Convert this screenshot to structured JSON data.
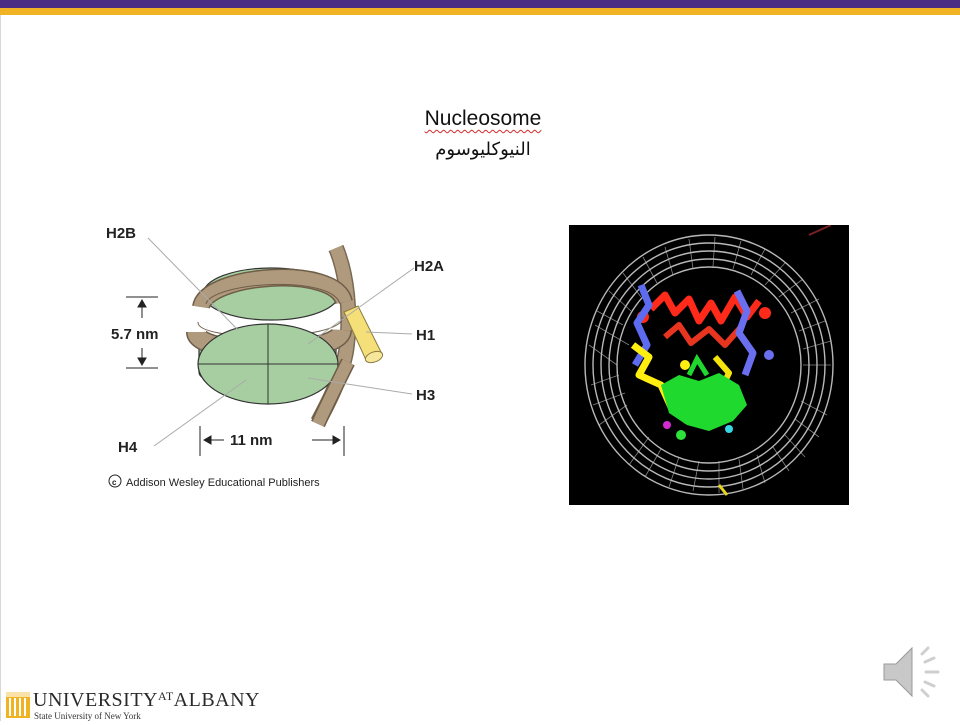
{
  "slide": {
    "title": "Nucleosome",
    "subtitle": "النيوكليوسوم"
  },
  "diagram": {
    "labels": {
      "h2b": "H2B",
      "h2a": "H2A",
      "h1": "H1",
      "h3": "H3",
      "h4": "H4",
      "height": "5.7 nm",
      "width": "11 nm"
    },
    "copyright": "Addison Wesley Educational Publishers",
    "colors": {
      "histone": "#a7cea1",
      "dna": "#b09a7e",
      "h1": "#f4df78"
    }
  },
  "footer": {
    "name_left": "UNIVERSITY",
    "name_at": "AT",
    "name_right": "ALBANY",
    "subline": "State University of New York"
  },
  "icons": [
    "speaker-icon",
    "university-logo-icon"
  ]
}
☆ ☆ ☆ ☆ ☆
● Task brief
All the lines above are to be given again exactly as they read, with the pictures removed.

● Task result
Convert this screenshot to structured JSON data.
{
  "slide": {
    "title": "Nucleosome",
    "subtitle": "النيوكليوسوم"
  },
  "diagram": {
    "labels": {
      "h2b": "H2B",
      "h2a": "H2A",
      "h1": "H1",
      "h3": "H3",
      "h4": "H4",
      "height": "5.7 nm",
      "width": "11 nm"
    },
    "copyright": "Addison Wesley Educational Publishers",
    "colors": {
      "histone": "#a7cea1",
      "dna": "#b09a7e",
      "h1": "#f4df78"
    }
  },
  "footer": {
    "name_left": "UNIVERSITY",
    "name_at": "AT",
    "name_right": "ALBANY",
    "subline": "State University of New York"
  },
  "icons": [
    "speaker-icon",
    "university-logo-icon"
  ]
}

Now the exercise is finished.